Problem to solve: Omit every picture and output the rest of the records exactly as they are.

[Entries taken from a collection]
********************

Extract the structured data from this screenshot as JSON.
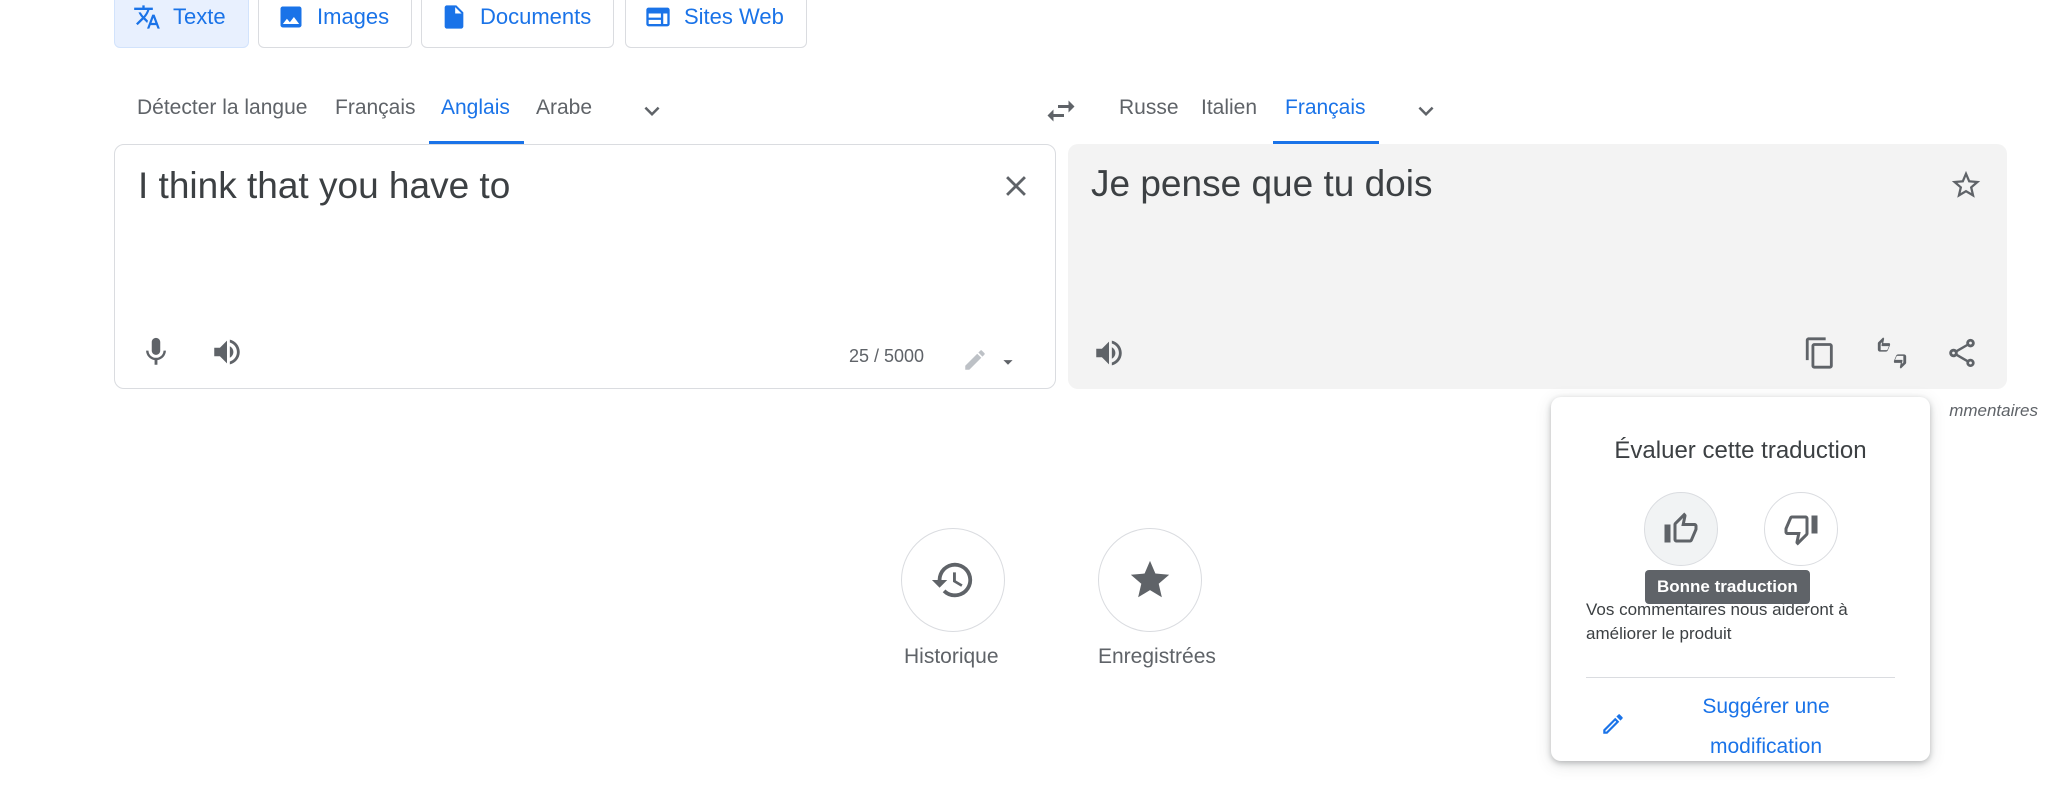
{
  "tabs": [
    {
      "label": "Texte",
      "icon": "translate-icon",
      "active": true
    },
    {
      "label": "Images",
      "icon": "image-icon",
      "active": false
    },
    {
      "label": "Documents",
      "icon": "document-icon",
      "active": false
    },
    {
      "label": "Sites Web",
      "icon": "web-icon",
      "active": false
    }
  ],
  "source_langs": [
    "Détecter la langue",
    "Français",
    "Anglais",
    "Arabe"
  ],
  "source_active": "Anglais",
  "target_langs": [
    "Russe",
    "Italien",
    "Français"
  ],
  "target_active": "Français",
  "source": {
    "text": "I think that you have to",
    "counter": "25 / 5000"
  },
  "target": {
    "text": "Je pense que tu dois"
  },
  "bottom": {
    "history_label": "Historique",
    "saved_label": "Enregistrées"
  },
  "feedback_link": "mmentaires",
  "popup": {
    "title": "Évaluer cette traduction",
    "tooltip": "Bonne traduction",
    "desc": "Vos commentaires nous aideront à améliorer le produit",
    "suggest": "Suggérer une modification"
  },
  "colors": {
    "accent": "#1a73e8",
    "target_bg": "#f3f3f3",
    "tooltip_bg": "#5f6368"
  }
}
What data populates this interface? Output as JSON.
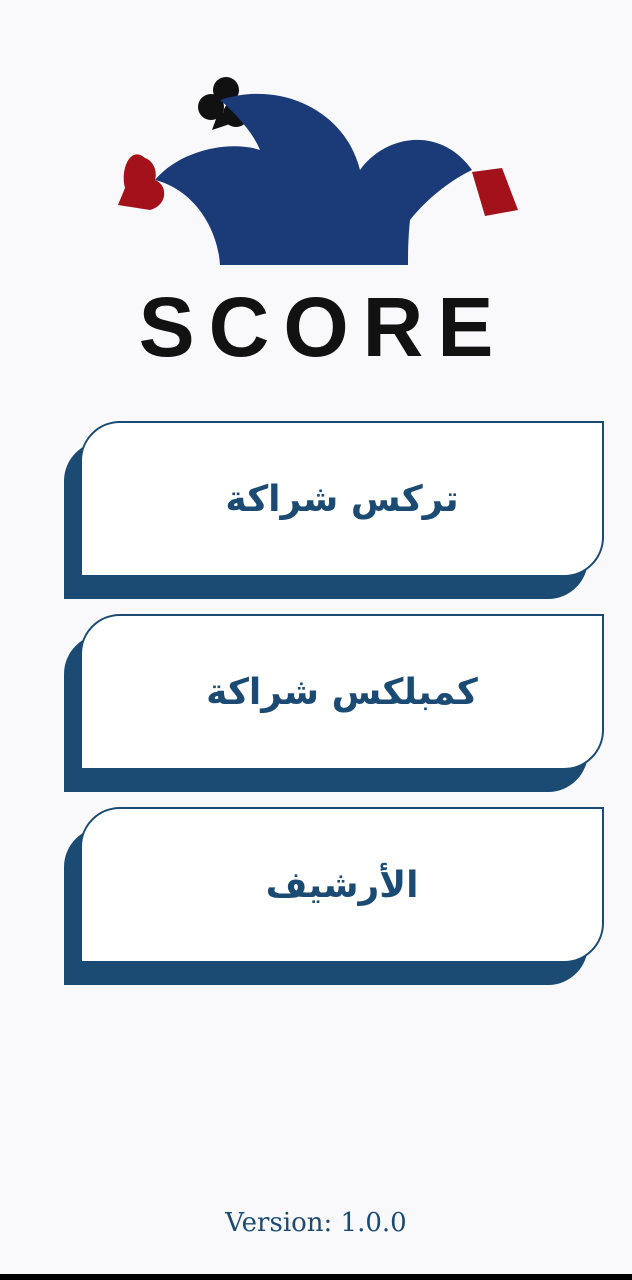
{
  "app": {
    "logo_text": "SCORE",
    "colors": {
      "brand_blue": "#1b4a72",
      "hat_blue": "#1a3a78",
      "accent_red": "#a3111a",
      "background": "#f9f9fc"
    }
  },
  "menu": {
    "items": [
      {
        "label": "تركس شراكة",
        "icon": "none"
      },
      {
        "label": "كمبلكس شراكة",
        "icon": "none"
      },
      {
        "label": "الأرشيف",
        "icon": "none"
      }
    ]
  },
  "footer": {
    "version_text": "Version: 1.0.0"
  }
}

********************

Completed exercise:
Extract the structured data from this screenshot as JSON.
{
  "tabs": [
    {
      "label": "Texte",
      "icon": "translate-icon",
      "active": true
    },
    {
      "label": "Images",
      "icon": "image-icon",
      "active": false
    },
    {
      "label": "Documents",
      "icon": "document-icon",
      "active": false
    },
    {
      "label": "Sites Web",
      "icon": "web-icon",
      "active": false
    }
  ],
  "source_langs": [
    "Détecter la langue",
    "Français",
    "Anglais",
    "Arabe"
  ],
  "source_active": "Anglais",
  "target_langs": [
    "Russe",
    "Italien",
    "Français"
  ],
  "target_active": "Français",
  "source": {
    "text": "I think that you have to",
    "counter": "25 / 5000"
  },
  "target": {
    "text": "Je pense que tu dois"
  },
  "bottom": {
    "history_label": "Historique",
    "saved_label": "Enregistrées"
  },
  "feedback_link": "mmentaires",
  "popup": {
    "title": "Évaluer cette traduction",
    "tooltip": "Bonne traduction",
    "desc": "Vos commentaires nous aideront à améliorer le produit",
    "suggest": "Suggérer une modification"
  },
  "colors": {
    "accent": "#1a73e8",
    "target_bg": "#f3f3f3",
    "tooltip_bg": "#5f6368"
  }
}
What data populates this interface? Output as JSON.
{
  "app": {
    "logo_text": "SCORE",
    "colors": {
      "brand_blue": "#1b4a72",
      "hat_blue": "#1a3a78",
      "accent_red": "#a3111a",
      "background": "#f9f9fc"
    }
  },
  "menu": {
    "items": [
      {
        "label": "تركس شراكة",
        "icon": "none"
      },
      {
        "label": "كمبلكس شراكة",
        "icon": "none"
      },
      {
        "label": "الأرشيف",
        "icon": "none"
      }
    ]
  },
  "footer": {
    "version_text": "Version: 1.0.0"
  }
}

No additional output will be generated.